>> BEGIN TASK DATA

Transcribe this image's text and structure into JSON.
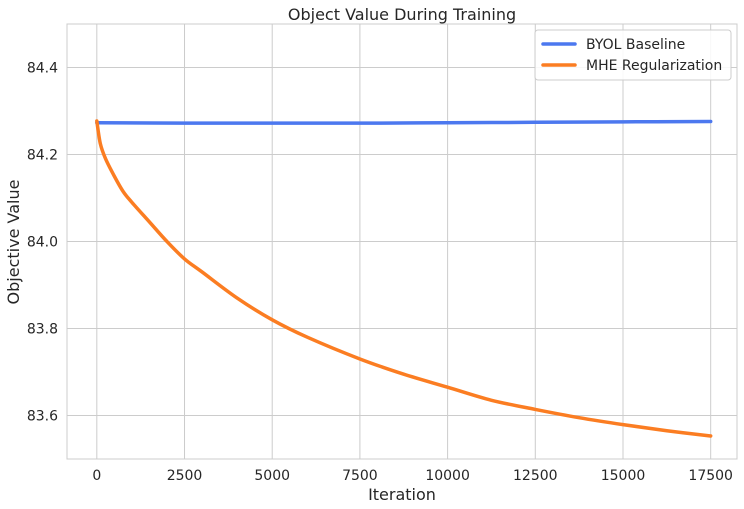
{
  "chart_data": {
    "type": "line",
    "title": "Object Value During Training",
    "xlabel": "Iteration",
    "ylabel": "Objective Value",
    "xlim": [
      -850,
      18250
    ],
    "ylim": [
      83.5,
      84.5
    ],
    "xticks": [
      0,
      2500,
      5000,
      7500,
      10000,
      12500,
      15000,
      17500
    ],
    "yticks": [
      83.6,
      83.8,
      84.0,
      84.2,
      84.4
    ],
    "ytick_labels": [
      "83.6",
      "83.8",
      "84.0",
      "84.2",
      "84.4"
    ],
    "grid": true,
    "legend_position": "top-right",
    "series": [
      {
        "name": "BYOL Baseline",
        "color": "#4c78ef",
        "x": [
          0,
          2500,
          5000,
          7500,
          10000,
          12500,
          15000,
          17500
        ],
        "y": [
          84.273,
          84.272,
          84.272,
          84.272,
          84.273,
          84.274,
          84.275,
          84.276
        ]
      },
      {
        "name": "MHE Regularization",
        "color": "#fb7d22",
        "x": [
          0,
          100,
          250,
          500,
          750,
          1000,
          1500,
          2000,
          2500,
          3000,
          4000,
          5000,
          6000,
          7500,
          8750,
          10000,
          11250,
          12500,
          13750,
          15000,
          16250,
          17500
        ],
        "y": [
          84.277,
          84.225,
          84.19,
          84.15,
          84.115,
          84.09,
          84.045,
          84.0,
          83.96,
          83.93,
          83.87,
          83.82,
          83.78,
          83.73,
          83.695,
          83.665,
          83.635,
          83.614,
          83.595,
          83.579,
          83.565,
          83.553
        ]
      }
    ]
  }
}
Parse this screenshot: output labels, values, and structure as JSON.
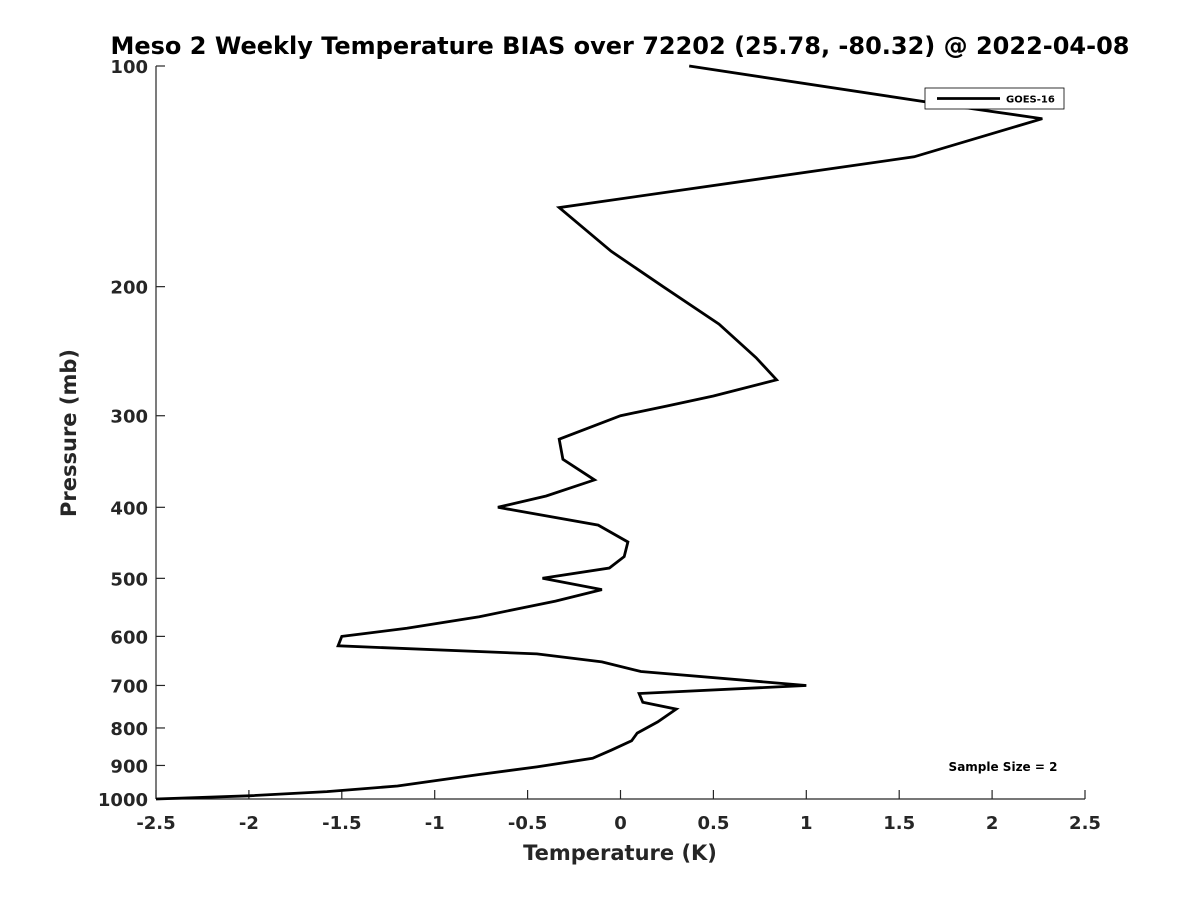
{
  "chart_data": {
    "type": "line",
    "title": "Meso 2 Weekly Temperature BIAS over 72202 (25.78, -80.32) @ 2022-04-08",
    "xlabel": "Temperature (K)",
    "ylabel": "Pressure (mb)",
    "xlim": [
      -2.5,
      2.5
    ],
    "ylim": [
      100,
      1000
    ],
    "y_scale": "log",
    "y_reversed": true,
    "grid": false,
    "legend_position": "top-right",
    "x_ticks": [
      -2.5,
      -2,
      -1.5,
      -1,
      -0.5,
      0,
      0.5,
      1,
      1.5,
      2,
      2.5
    ],
    "x_tick_labels": [
      "-2.5",
      "-2",
      "-1.5",
      "-1",
      "-0.5",
      "0",
      "0.5",
      "1",
      "1.5",
      "2",
      "2.5"
    ],
    "y_ticks": [
      100,
      200,
      300,
      400,
      500,
      600,
      700,
      800,
      900,
      1000
    ],
    "y_tick_labels": [
      "100",
      "200",
      "300",
      "400",
      "500",
      "600",
      "700",
      "800",
      "900",
      "1000"
    ],
    "annotation": "Sample Size = 2",
    "series": [
      {
        "name": "GOES-16",
        "color": "#000000",
        "points": [
          {
            "x": 0.37,
            "p": 100
          },
          {
            "x": 1.75,
            "p": 113
          },
          {
            "x": 2.27,
            "p": 118
          },
          {
            "x": 1.58,
            "p": 133
          },
          {
            "x": -0.33,
            "p": 156
          },
          {
            "x": -0.05,
            "p": 179
          },
          {
            "x": 0.23,
            "p": 200
          },
          {
            "x": 0.53,
            "p": 225
          },
          {
            "x": 0.73,
            "p": 250
          },
          {
            "x": 0.84,
            "p": 268
          },
          {
            "x": 0.5,
            "p": 282
          },
          {
            "x": 0.25,
            "p": 291
          },
          {
            "x": 0.0,
            "p": 300
          },
          {
            "x": -0.33,
            "p": 323
          },
          {
            "x": -0.31,
            "p": 344
          },
          {
            "x": -0.14,
            "p": 367
          },
          {
            "x": -0.4,
            "p": 386
          },
          {
            "x": -0.66,
            "p": 400
          },
          {
            "x": -0.12,
            "p": 423
          },
          {
            "x": 0.04,
            "p": 446
          },
          {
            "x": 0.02,
            "p": 467
          },
          {
            "x": -0.06,
            "p": 484
          },
          {
            "x": -0.42,
            "p": 500
          },
          {
            "x": -0.1,
            "p": 518
          },
          {
            "x": -0.35,
            "p": 537
          },
          {
            "x": -0.76,
            "p": 564
          },
          {
            "x": -1.15,
            "p": 585
          },
          {
            "x": -1.5,
            "p": 600
          },
          {
            "x": -1.52,
            "p": 618
          },
          {
            "x": -0.45,
            "p": 634
          },
          {
            "x": -0.1,
            "p": 650
          },
          {
            "x": 0.11,
            "p": 670
          },
          {
            "x": 1.0,
            "p": 700
          },
          {
            "x": 0.1,
            "p": 718
          },
          {
            "x": 0.12,
            "p": 738
          },
          {
            "x": 0.3,
            "p": 754
          },
          {
            "x": 0.2,
            "p": 785
          },
          {
            "x": 0.09,
            "p": 813
          },
          {
            "x": 0.06,
            "p": 833
          },
          {
            "x": -0.05,
            "p": 858
          },
          {
            "x": -0.15,
            "p": 880
          },
          {
            "x": -0.45,
            "p": 904
          },
          {
            "x": -0.76,
            "p": 926
          },
          {
            "x": -1.0,
            "p": 944
          },
          {
            "x": -1.2,
            "p": 960
          },
          {
            "x": -1.58,
            "p": 977
          },
          {
            "x": -2.0,
            "p": 990
          },
          {
            "x": -2.5,
            "p": 1000
          }
        ]
      }
    ]
  }
}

>> END TASK DATA

EXERCISE DESCRIPTION:
Reproduce all of the data exactly, omitting each picture it holds.

ANSWER IN FULL:
Transcribe this image's text and structure into JSON.
{
  "chart_data": {
    "type": "line",
    "title": "Object Value During Training",
    "xlabel": "Iteration",
    "ylabel": "Objective Value",
    "xlim": [
      -850,
      18250
    ],
    "ylim": [
      83.5,
      84.5
    ],
    "xticks": [
      0,
      2500,
      5000,
      7500,
      10000,
      12500,
      15000,
      17500
    ],
    "yticks": [
      83.6,
      83.8,
      84.0,
      84.2,
      84.4
    ],
    "ytick_labels": [
      "83.6",
      "83.8",
      "84.0",
      "84.2",
      "84.4"
    ],
    "grid": true,
    "legend_position": "top-right",
    "series": [
      {
        "name": "BYOL Baseline",
        "color": "#4c78ef",
        "x": [
          0,
          2500,
          5000,
          7500,
          10000,
          12500,
          15000,
          17500
        ],
        "y": [
          84.273,
          84.272,
          84.272,
          84.272,
          84.273,
          84.274,
          84.275,
          84.276
        ]
      },
      {
        "name": "MHE Regularization",
        "color": "#fb7d22",
        "x": [
          0,
          100,
          250,
          500,
          750,
          1000,
          1500,
          2000,
          2500,
          3000,
          4000,
          5000,
          6000,
          7500,
          8750,
          10000,
          11250,
          12500,
          13750,
          15000,
          16250,
          17500
        ],
        "y": [
          84.277,
          84.225,
          84.19,
          84.15,
          84.115,
          84.09,
          84.045,
          84.0,
          83.96,
          83.93,
          83.87,
          83.82,
          83.78,
          83.73,
          83.695,
          83.665,
          83.635,
          83.614,
          83.595,
          83.579,
          83.565,
          83.553
        ]
      }
    ]
  }
}
Parse this screenshot: output labels, values, and structure as JSON.
{
  "chart_data": {
    "type": "line",
    "title": "Meso 2 Weekly Temperature BIAS over 72202 (25.78, -80.32) @ 2022-04-08",
    "xlabel": "Temperature (K)",
    "ylabel": "Pressure (mb)",
    "xlim": [
      -2.5,
      2.5
    ],
    "ylim": [
      100,
      1000
    ],
    "y_scale": "log",
    "y_reversed": true,
    "grid": false,
    "legend_position": "top-right",
    "x_ticks": [
      -2.5,
      -2,
      -1.5,
      -1,
      -0.5,
      0,
      0.5,
      1,
      1.5,
      2,
      2.5
    ],
    "x_tick_labels": [
      "-2.5",
      "-2",
      "-1.5",
      "-1",
      "-0.5",
      "0",
      "0.5",
      "1",
      "1.5",
      "2",
      "2.5"
    ],
    "y_ticks": [
      100,
      200,
      300,
      400,
      500,
      600,
      700,
      800,
      900,
      1000
    ],
    "y_tick_labels": [
      "100",
      "200",
      "300",
      "400",
      "500",
      "600",
      "700",
      "800",
      "900",
      "1000"
    ],
    "annotation": "Sample Size = 2",
    "series": [
      {
        "name": "GOES-16",
        "color": "#000000",
        "points": [
          {
            "x": 0.37,
            "p": 100
          },
          {
            "x": 1.75,
            "p": 113
          },
          {
            "x": 2.27,
            "p": 118
          },
          {
            "x": 1.58,
            "p": 133
          },
          {
            "x": -0.33,
            "p": 156
          },
          {
            "x": -0.05,
            "p": 179
          },
          {
            "x": 0.23,
            "p": 200
          },
          {
            "x": 0.53,
            "p": 225
          },
          {
            "x": 0.73,
            "p": 250
          },
          {
            "x": 0.84,
            "p": 268
          },
          {
            "x": 0.5,
            "p": 282
          },
          {
            "x": 0.25,
            "p": 291
          },
          {
            "x": 0.0,
            "p": 300
          },
          {
            "x": -0.33,
            "p": 323
          },
          {
            "x": -0.31,
            "p": 344
          },
          {
            "x": -0.14,
            "p": 367
          },
          {
            "x": -0.4,
            "p": 386
          },
          {
            "x": -0.66,
            "p": 400
          },
          {
            "x": -0.12,
            "p": 423
          },
          {
            "x": 0.04,
            "p": 446
          },
          {
            "x": 0.02,
            "p": 467
          },
          {
            "x": -0.06,
            "p": 484
          },
          {
            "x": -0.42,
            "p": 500
          },
          {
            "x": -0.1,
            "p": 518
          },
          {
            "x": -0.35,
            "p": 537
          },
          {
            "x": -0.76,
            "p": 564
          },
          {
            "x": -1.15,
            "p": 585
          },
          {
            "x": -1.5,
            "p": 600
          },
          {
            "x": -1.52,
            "p": 618
          },
          {
            "x": -0.45,
            "p": 634
          },
          {
            "x": -0.1,
            "p": 650
          },
          {
            "x": 0.11,
            "p": 670
          },
          {
            "x": 1.0,
            "p": 700
          },
          {
            "x": 0.1,
            "p": 718
          },
          {
            "x": 0.12,
            "p": 738
          },
          {
            "x": 0.3,
            "p": 754
          },
          {
            "x": 0.2,
            "p": 785
          },
          {
            "x": 0.09,
            "p": 813
          },
          {
            "x": 0.06,
            "p": 833
          },
          {
            "x": -0.05,
            "p": 858
          },
          {
            "x": -0.15,
            "p": 880
          },
          {
            "x": -0.45,
            "p": 904
          },
          {
            "x": -0.76,
            "p": 926
          },
          {
            "x": -1.0,
            "p": 944
          },
          {
            "x": -1.2,
            "p": 960
          },
          {
            "x": -1.58,
            "p": 977
          },
          {
            "x": -2.0,
            "p": 990
          },
          {
            "x": -2.5,
            "p": 1000
          }
        ]
      }
    ]
  }
}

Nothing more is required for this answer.